===== THE INPUT
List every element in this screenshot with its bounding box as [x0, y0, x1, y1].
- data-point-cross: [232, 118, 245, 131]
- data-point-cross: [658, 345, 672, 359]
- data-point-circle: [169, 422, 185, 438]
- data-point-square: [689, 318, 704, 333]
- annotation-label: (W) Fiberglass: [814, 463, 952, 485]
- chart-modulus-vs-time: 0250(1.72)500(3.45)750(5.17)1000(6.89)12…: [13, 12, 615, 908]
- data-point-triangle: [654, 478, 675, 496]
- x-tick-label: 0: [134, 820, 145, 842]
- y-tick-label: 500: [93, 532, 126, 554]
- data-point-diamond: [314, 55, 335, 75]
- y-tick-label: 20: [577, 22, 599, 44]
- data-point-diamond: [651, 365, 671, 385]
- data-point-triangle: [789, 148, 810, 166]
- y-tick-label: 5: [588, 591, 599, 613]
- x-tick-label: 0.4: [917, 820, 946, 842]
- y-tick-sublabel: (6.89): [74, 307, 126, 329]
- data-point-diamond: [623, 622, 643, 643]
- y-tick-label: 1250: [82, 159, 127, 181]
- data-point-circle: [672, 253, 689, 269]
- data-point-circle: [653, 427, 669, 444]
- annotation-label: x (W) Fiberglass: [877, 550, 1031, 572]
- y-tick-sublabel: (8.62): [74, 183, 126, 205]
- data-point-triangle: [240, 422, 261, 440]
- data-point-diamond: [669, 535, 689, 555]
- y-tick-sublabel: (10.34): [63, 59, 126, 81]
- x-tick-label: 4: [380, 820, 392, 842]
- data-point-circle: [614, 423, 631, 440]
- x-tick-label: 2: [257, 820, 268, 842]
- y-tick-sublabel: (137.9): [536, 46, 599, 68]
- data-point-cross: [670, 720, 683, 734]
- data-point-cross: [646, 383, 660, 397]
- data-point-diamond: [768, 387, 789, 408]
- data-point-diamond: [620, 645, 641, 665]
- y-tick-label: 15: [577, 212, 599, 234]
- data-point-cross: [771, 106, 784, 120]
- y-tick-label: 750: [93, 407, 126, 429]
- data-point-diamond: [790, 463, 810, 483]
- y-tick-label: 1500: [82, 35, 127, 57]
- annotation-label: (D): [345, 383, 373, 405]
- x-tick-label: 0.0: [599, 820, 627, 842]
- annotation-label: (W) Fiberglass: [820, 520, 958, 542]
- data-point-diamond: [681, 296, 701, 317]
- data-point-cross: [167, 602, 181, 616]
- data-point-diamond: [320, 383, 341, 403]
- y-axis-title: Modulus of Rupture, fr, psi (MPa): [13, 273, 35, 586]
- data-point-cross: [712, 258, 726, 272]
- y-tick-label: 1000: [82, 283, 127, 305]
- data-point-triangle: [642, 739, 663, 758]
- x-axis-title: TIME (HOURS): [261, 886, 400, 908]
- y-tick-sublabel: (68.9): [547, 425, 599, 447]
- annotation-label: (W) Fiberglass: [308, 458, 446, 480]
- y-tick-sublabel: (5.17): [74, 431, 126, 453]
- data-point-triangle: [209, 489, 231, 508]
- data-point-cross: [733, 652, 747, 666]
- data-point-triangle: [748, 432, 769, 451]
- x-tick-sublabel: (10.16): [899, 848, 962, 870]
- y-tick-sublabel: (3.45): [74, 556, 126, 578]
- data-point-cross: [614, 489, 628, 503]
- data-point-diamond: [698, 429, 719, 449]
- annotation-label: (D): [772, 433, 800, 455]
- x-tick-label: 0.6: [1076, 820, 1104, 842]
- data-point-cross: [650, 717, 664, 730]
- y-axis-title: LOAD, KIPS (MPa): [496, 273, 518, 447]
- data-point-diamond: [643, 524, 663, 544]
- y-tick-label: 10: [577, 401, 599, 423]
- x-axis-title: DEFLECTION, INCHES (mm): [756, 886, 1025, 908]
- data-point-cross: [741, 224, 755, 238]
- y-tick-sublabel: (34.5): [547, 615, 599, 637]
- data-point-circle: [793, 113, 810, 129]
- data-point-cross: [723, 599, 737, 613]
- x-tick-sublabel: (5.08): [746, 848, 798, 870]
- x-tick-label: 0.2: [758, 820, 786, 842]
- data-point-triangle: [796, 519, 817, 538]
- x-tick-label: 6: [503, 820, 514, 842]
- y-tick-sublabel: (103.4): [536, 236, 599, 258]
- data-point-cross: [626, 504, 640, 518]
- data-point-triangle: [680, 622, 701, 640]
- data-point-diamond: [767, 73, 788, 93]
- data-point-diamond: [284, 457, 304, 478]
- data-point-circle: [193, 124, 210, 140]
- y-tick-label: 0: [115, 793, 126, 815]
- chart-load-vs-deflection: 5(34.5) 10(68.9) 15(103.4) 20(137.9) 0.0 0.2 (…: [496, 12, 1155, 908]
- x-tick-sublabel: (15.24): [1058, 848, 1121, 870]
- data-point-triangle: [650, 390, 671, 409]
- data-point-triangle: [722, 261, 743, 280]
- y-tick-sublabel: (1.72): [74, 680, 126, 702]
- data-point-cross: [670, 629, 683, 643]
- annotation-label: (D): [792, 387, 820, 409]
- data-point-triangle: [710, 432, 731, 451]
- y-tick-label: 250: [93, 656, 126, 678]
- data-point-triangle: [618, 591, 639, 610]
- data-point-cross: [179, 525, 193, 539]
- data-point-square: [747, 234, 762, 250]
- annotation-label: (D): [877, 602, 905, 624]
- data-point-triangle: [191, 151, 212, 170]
==========
### AIM OF THE TASK
Please rewrite the records above with "Fiberglass" replaced by "Glass Fiber" and everything else unchanged.

### ANSWER TO THIS TASK
List every element in this screenshot with its bounding box as [x0, y0, x1, y1].
- data-point-cross: [232, 118, 245, 131]
- data-point-cross: [658, 345, 672, 359]
- data-point-circle: [169, 422, 185, 438]
- data-point-square: [689, 318, 704, 333]
- annotation-label: (W) Glass Fiber: [814, 463, 952, 485]
- chart-modulus-vs-time: 0250(1.72)500(3.45)750(5.17)1000(6.89)12…: [13, 12, 615, 908]
- data-point-triangle: [654, 478, 675, 496]
- x-tick-label: 0: [134, 820, 145, 842]
- y-tick-label: 500: [93, 532, 126, 554]
- data-point-diamond: [314, 55, 335, 75]
- y-tick-label: 20: [577, 22, 599, 44]
- data-point-diamond: [651, 365, 671, 385]
- data-point-triangle: [789, 148, 810, 166]
- y-tick-label: 5: [588, 591, 599, 613]
- x-tick-label: 0.4: [917, 820, 946, 842]
- y-tick-sublabel: (6.89): [74, 307, 126, 329]
- data-point-diamond: [623, 622, 643, 643]
- y-tick-label: 1250: [82, 159, 127, 181]
- data-point-circle: [672, 253, 689, 269]
- data-point-circle: [653, 427, 669, 444]
- annotation-label: x (W) Glass Fiber: [877, 550, 1031, 572]
- y-tick-sublabel: (8.62): [74, 183, 126, 205]
- data-point-triangle: [240, 422, 261, 440]
- data-point-diamond: [669, 535, 689, 555]
- y-tick-sublabel: (10.34): [63, 59, 126, 81]
- x-tick-label: 4: [380, 820, 392, 842]
- data-point-circle: [614, 423, 631, 440]
- x-tick-label: 2: [257, 820, 268, 842]
- y-tick-sublabel: (137.9): [536, 46, 599, 68]
- data-point-cross: [670, 720, 683, 734]
- data-point-cross: [646, 383, 660, 397]
- data-point-diamond: [768, 387, 789, 408]
- data-point-diamond: [620, 645, 641, 665]
- y-tick-label: 15: [577, 212, 599, 234]
- data-point-cross: [771, 106, 784, 120]
- y-tick-label: 750: [93, 407, 126, 429]
- data-point-diamond: [790, 463, 810, 483]
- y-tick-label: 1500: [82, 35, 127, 57]
- annotation-label: (D): [345, 383, 373, 405]
- x-tick-label: 0.0: [599, 820, 627, 842]
- annotation-label: (W) Glass Fiber: [820, 520, 958, 542]
- data-point-diamond: [681, 296, 701, 317]
- data-point-cross: [167, 602, 181, 616]
- data-point-diamond: [320, 383, 341, 403]
- y-axis-title: Modulus of Rupture, fr, psi (MPa): [13, 273, 35, 586]
- data-point-cross: [712, 258, 726, 272]
- y-tick-label: 1000: [82, 283, 127, 305]
- data-point-triangle: [642, 739, 663, 758]
- x-axis-title: TIME (HOURS): [261, 886, 400, 908]
- y-tick-sublabel: (68.9): [547, 425, 599, 447]
- annotation-label: (W) Glass Fiber: [308, 458, 446, 480]
- y-tick-sublabel: (5.17): [74, 431, 126, 453]
- data-point-triangle: [209, 489, 231, 508]
- data-point-cross: [733, 652, 747, 666]
- data-point-triangle: [748, 432, 769, 451]
- x-tick-sublabel: (10.16): [899, 848, 962, 870]
- y-tick-sublabel: (3.45): [74, 556, 126, 578]
- data-point-cross: [614, 489, 628, 503]
- data-point-diamond: [698, 429, 719, 449]
- annotation-label: (D): [772, 433, 800, 455]
- x-tick-label: 0.6: [1076, 820, 1104, 842]
- data-point-cross: [650, 717, 664, 730]
- y-axis-title: LOAD, KIPS (MPa): [496, 273, 518, 447]
- data-point-diamond: [643, 524, 663, 544]
- y-tick-label: 10: [577, 401, 599, 423]
- x-axis-title: DEFLECTION, INCHES (mm): [756, 886, 1025, 908]
- data-point-cross: [741, 224, 755, 238]
- y-tick-sublabel: (34.5): [547, 615, 599, 637]
- data-point-circle: [793, 113, 810, 129]
- data-point-cross: [723, 599, 737, 613]
- x-tick-sublabel: (5.08): [746, 848, 798, 870]
- x-tick-label: 0.2: [758, 820, 786, 842]
- data-point-triangle: [796, 519, 817, 538]
- x-tick-label: 6: [503, 820, 514, 842]
- y-tick-sublabel: (103.4): [536, 236, 599, 258]
- data-point-cross: [626, 504, 640, 518]
- data-point-triangle: [680, 622, 701, 640]
- data-point-diamond: [767, 73, 788, 93]
- data-point-diamond: [284, 457, 304, 478]
- data-point-circle: [193, 124, 210, 140]
- y-tick-label: 0: [115, 793, 126, 815]
- chart-load-vs-deflection: 5(34.5) 10(68.9) 15(103.4) 20(137.9) 0.0 0.2 (…: [496, 12, 1155, 908]
- x-tick-sublabel: (15.24): [1058, 848, 1121, 870]
- data-point-triangle: [650, 390, 671, 409]
- data-point-triangle: [722, 261, 743, 280]
- y-tick-sublabel: (1.72): [74, 680, 126, 702]
- data-point-cross: [670, 629, 683, 643]
- annotation-label: (D): [792, 387, 820, 409]
- data-point-triangle: [710, 432, 731, 451]
- y-tick-label: 250: [93, 656, 126, 678]
- data-point-triangle: [618, 591, 639, 610]
- data-point-cross: [179, 525, 193, 539]
- data-point-square: [747, 234, 762, 250]
- annotation-label: (D): [877, 602, 905, 624]
- data-point-triangle: [191, 151, 212, 170]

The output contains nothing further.